Task brief: Write out every entry word for word.

________

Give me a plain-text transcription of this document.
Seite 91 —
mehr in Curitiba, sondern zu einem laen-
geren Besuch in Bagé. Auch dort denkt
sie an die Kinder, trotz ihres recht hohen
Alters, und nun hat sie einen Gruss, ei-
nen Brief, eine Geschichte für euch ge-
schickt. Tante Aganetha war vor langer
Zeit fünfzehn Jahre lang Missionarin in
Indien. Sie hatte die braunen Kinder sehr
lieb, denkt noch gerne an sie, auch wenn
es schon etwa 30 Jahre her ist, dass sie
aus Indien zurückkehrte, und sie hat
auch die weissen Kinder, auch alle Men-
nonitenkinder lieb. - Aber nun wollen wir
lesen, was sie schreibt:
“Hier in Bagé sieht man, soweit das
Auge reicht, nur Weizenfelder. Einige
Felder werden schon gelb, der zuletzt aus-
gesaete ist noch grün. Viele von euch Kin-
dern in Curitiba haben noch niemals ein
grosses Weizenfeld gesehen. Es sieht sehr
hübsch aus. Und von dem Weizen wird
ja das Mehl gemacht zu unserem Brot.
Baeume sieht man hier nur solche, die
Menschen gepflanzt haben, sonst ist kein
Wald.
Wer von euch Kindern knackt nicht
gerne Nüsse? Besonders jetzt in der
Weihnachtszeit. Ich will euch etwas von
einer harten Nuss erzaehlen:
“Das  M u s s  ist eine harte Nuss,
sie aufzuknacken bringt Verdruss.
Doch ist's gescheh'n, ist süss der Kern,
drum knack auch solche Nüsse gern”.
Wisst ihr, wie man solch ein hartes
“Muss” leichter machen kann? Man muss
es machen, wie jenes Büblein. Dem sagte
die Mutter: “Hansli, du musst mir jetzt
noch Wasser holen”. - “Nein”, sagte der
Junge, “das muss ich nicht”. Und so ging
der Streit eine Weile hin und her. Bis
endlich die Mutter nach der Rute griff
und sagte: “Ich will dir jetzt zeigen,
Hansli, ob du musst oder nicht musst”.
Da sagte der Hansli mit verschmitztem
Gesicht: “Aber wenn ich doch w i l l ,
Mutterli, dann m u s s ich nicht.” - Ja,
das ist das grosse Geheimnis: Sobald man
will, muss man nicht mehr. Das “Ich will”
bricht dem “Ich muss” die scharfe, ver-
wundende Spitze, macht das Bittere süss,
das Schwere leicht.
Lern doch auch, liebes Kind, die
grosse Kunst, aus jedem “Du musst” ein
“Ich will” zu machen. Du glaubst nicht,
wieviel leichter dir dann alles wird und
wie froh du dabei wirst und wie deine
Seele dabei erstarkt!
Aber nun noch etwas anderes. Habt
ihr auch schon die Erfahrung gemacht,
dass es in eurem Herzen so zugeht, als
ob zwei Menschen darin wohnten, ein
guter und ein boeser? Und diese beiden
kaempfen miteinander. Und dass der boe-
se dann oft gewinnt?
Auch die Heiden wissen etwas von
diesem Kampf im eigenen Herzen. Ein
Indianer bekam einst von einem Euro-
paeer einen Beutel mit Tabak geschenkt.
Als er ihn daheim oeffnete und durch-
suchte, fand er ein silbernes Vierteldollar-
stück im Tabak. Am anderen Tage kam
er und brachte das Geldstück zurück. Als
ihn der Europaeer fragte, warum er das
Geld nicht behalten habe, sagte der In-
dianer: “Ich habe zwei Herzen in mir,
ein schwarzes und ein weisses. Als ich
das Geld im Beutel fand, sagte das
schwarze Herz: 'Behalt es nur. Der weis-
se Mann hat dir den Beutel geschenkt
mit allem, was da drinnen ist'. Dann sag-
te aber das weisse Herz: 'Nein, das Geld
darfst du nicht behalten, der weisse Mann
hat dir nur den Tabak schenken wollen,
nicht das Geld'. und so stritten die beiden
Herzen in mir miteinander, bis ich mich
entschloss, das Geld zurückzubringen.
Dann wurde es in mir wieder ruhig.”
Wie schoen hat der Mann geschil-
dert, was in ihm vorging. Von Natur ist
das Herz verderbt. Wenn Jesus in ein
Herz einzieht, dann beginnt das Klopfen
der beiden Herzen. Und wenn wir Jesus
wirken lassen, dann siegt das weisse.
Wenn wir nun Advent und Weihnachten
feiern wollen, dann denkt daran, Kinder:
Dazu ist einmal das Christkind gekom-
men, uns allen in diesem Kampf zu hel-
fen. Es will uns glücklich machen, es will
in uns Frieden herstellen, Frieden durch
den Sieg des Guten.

________

Exercise answer:
Give me a plain-text transcription of this document.
Seite 91 —
mehr in Curitiba, sondern zu einem laen-
geren Besuch in Bagé. Auch dort denkt
sie an die Kinder, trotz ihres recht hohen
Alters, und nun hat sie einen Gruss, ei-
nen Brief, eine Geschichte für euch ge-
schickt. Tante Aganetha war vor langer
Zeit fünfzehn Jahre lang Missionarin in
Indien. Sie hatte die braunen Kinder sehr
lieb, denkt noch gerne an sie, auch wenn
es schon etwa 30 Jahre her ist, dass sie
aus Indien zurückkehrte, und sie hat
auch die weissen Kinder, auch alle Men-
nonitenkinder lieb. - Aber nun wollen wir
lesen, was sie schreibt:
“Hier in Bagé sieht man, soweit das
Auge reicht, nur Weizenfelder. Einige
Felder werden schon gelb, der zuletzt aus-
gesaete ist noch grün. Viele von euch Kin-
dern in Curitiba haben noch niemals ein
grosses Weizenfeld gesehen. Es sieht sehr
hübsch aus. Und von dem Weizen wird
ja das Mehl gemacht zu unserem Brot.
Baeume sieht man hier nur solche, die
Menschen gepflanzt haben, sonst ist kein
Wald.
Wer von euch Kindern knackt nicht
gerne Nüsse? Besonders jetzt in der
Weihnachtszeit. Ich will euch etwas von
einer harten Nuss erzaehlen:
“Das  M u s s  ist eine harte Nuss,
sie aufzuknacken bringt Verdruss.
Doch ist's gescheh'n, ist süss der Kern,
drum knack auch solche Nüsse gern”.
Wisst ihr, wie man solch ein hartes
“Muss” leichter machen kann? Man muss
es machen, wie jenes Büblein. Dem sagte
die Mutter: “Hansli, du musst mir jetzt
noch Wasser holen”. - “Nein”, sagte der
Junge, “das muss ich nicht”. Und so ging
der Streit eine Weile hin und her. Bis
endlich die Mutter nach der Rute griff
und sagte: “Ich will dir jetzt zeigen,
Hansli, ob du musst oder nicht musst”.
Da sagte der Hansli mit verschmitztem
Gesicht: “Aber wenn ich doch w i l l ,
Mutterli, dann m u s s ich nicht.” - Ja,
das ist das grosse Geheimnis: Sobald man
will, muss man nicht mehr. Das “Ich will”
bricht dem “Ich muss” die scharfe, ver-
wundende Spitze, macht das Bittere süss,
das Schwere leicht.
Lern doch auch, liebes Kind, die
grosse Kunst, aus jedem “Du musst” ein
“Ich will” zu machen. Du glaubst nicht,
wieviel leichter dir dann alles wird und
wie froh du dabei wirst und wie deine
Seele dabei erstarkt!
Aber nun noch etwas anderes. Habt
ihr auch schon die Erfahrung gemacht,
dass es in eurem Herzen so zugeht, als
ob zwei Menschen darin wohnten, ein
guter und ein boeser? Und diese beiden
kaempfen miteinander. Und dass der boe-
se dann oft gewinnt?
Auch die Heiden wissen etwas von
diesem Kampf im eigenen Herzen. Ein
Indianer bekam einst von einem Euro-
paeer einen Beutel mit Tabak geschenkt.
Als er ihn daheim oeffnete und durch-
suchte, fand er ein silbernes Vierteldollar-
stück im Tabak. Am anderen Tage kam
er und brachte das Geldstück zurück. Als
ihn der Europaeer fragte, warum er das
Geld nicht behalten habe, sagte der In-
dianer: “Ich habe zwei Herzen in mir,
ein schwarzes und ein weisses. Als ich
das Geld im Beutel fand, sagte das
schwarze Herz: 'Behalt es nur. Der weis-
se Mann hat dir den Beutel geschenkt
mit allem, was da drinnen ist'. Dann sag-
te aber das weisse Herz: 'Nein, das Geld
darfst du nicht behalten, der weisse Mann
hat dir nur den Tabak schenken wollen,
nicht das Geld'. und so stritten die beiden
Herzen in mir miteinander, bis ich mich
entschloss, das Geld zurückzubringen.
Dann wurde es in mir wieder ruhig.”
Wie schoen hat der Mann geschil-
dert, was in ihm vorging. Von Natur ist
das Herz verderbt. Wenn Jesus in ein
Herz einzieht, dann beginnt das Klopfen
der beiden Herzen. Und wenn wir Jesus
wirken lassen, dann siegt das weisse.
Wenn wir nun Advent und Weihnachten
feiern wollen, dann denkt daran, Kinder:
Dazu ist einmal das Christkind gekom-
men, uns allen in diesem Kampf zu hel-
fen. Es will uns glücklich machen, es will
in uns Frieden herstellen, Frieden durch
den Sieg des Guten.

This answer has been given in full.